WHAT THE TASK ASKS:
Drop the pictures from the entries below, then reproduce the rest exactly.

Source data
.....

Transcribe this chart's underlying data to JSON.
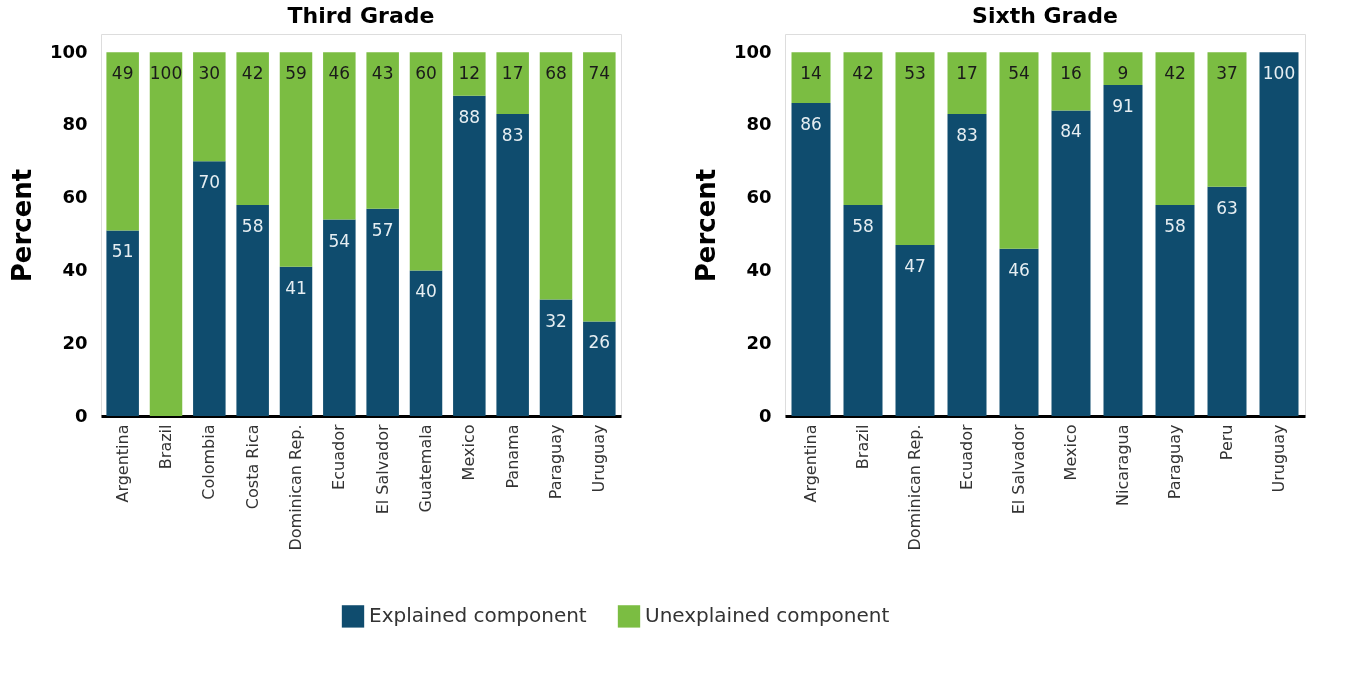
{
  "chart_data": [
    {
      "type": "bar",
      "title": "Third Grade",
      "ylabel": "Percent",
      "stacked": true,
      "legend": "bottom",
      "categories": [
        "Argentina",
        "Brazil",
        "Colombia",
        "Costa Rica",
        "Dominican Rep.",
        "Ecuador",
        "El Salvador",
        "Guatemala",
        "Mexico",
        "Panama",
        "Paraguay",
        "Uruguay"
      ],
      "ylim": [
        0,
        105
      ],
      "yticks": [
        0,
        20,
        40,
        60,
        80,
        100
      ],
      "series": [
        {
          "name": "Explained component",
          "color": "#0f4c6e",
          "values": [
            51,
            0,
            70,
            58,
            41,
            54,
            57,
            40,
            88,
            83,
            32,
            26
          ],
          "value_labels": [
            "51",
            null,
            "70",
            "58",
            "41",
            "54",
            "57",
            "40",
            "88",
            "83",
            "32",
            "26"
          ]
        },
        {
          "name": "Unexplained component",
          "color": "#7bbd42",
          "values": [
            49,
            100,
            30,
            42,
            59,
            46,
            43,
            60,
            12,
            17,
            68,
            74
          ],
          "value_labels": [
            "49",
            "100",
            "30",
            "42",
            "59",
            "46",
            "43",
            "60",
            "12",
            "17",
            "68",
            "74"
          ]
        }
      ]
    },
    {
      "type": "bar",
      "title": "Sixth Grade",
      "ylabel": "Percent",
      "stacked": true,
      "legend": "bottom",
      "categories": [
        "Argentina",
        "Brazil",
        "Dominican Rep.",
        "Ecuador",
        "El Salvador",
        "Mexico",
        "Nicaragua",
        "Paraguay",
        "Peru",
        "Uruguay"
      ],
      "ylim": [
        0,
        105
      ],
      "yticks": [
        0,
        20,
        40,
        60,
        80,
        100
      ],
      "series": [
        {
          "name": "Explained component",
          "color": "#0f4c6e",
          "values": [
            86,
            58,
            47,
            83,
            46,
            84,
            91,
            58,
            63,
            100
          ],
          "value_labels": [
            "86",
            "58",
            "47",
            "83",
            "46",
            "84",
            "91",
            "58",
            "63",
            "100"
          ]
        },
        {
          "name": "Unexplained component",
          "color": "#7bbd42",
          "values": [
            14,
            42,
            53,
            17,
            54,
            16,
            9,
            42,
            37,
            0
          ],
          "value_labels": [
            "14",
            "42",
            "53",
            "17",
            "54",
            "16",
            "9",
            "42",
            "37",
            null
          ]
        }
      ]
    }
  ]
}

.....

EXERCISE ANSWER:
Transcribe this chart's underlying data to JSON.
{
  "chart_data": [
    {
      "type": "bar",
      "title": "Third Grade",
      "ylabel": "Percent",
      "stacked": true,
      "legend": "bottom",
      "categories": [
        "Argentina",
        "Brazil",
        "Colombia",
        "Costa Rica",
        "Dominican Rep.",
        "Ecuador",
        "El Salvador",
        "Guatemala",
        "Mexico",
        "Panama",
        "Paraguay",
        "Uruguay"
      ],
      "ylim": [
        0,
        105
      ],
      "yticks": [
        0,
        20,
        40,
        60,
        80,
        100
      ],
      "series": [
        {
          "name": "Explained component",
          "color": "#0f4c6e",
          "values": [
            51,
            0,
            70,
            58,
            41,
            54,
            57,
            40,
            88,
            83,
            32,
            26
          ],
          "value_labels": [
            "51",
            null,
            "70",
            "58",
            "41",
            "54",
            "57",
            "40",
            "88",
            "83",
            "32",
            "26"
          ]
        },
        {
          "name": "Unexplained component",
          "color": "#7bbd42",
          "values": [
            49,
            100,
            30,
            42,
            59,
            46,
            43,
            60,
            12,
            17,
            68,
            74
          ],
          "value_labels": [
            "49",
            "100",
            "30",
            "42",
            "59",
            "46",
            "43",
            "60",
            "12",
            "17",
            "68",
            "74"
          ]
        }
      ]
    },
    {
      "type": "bar",
      "title": "Sixth Grade",
      "ylabel": "Percent",
      "stacked": true,
      "legend": "bottom",
      "categories": [
        "Argentina",
        "Brazil",
        "Dominican Rep.",
        "Ecuador",
        "El Salvador",
        "Mexico",
        "Nicaragua",
        "Paraguay",
        "Peru",
        "Uruguay"
      ],
      "ylim": [
        0,
        105
      ],
      "yticks": [
        0,
        20,
        40,
        60,
        80,
        100
      ],
      "series": [
        {
          "name": "Explained component",
          "color": "#0f4c6e",
          "values": [
            86,
            58,
            47,
            83,
            46,
            84,
            91,
            58,
            63,
            100
          ],
          "value_labels": [
            "86",
            "58",
            "47",
            "83",
            "46",
            "84",
            "91",
            "58",
            "63",
            "100"
          ]
        },
        {
          "name": "Unexplained component",
          "color": "#7bbd42",
          "values": [
            14,
            42,
            53,
            17,
            54,
            16,
            9,
            42,
            37,
            0
          ],
          "value_labels": [
            "14",
            "42",
            "53",
            "17",
            "54",
            "16",
            "9",
            "42",
            "37",
            null
          ]
        }
      ]
    }
  ]
}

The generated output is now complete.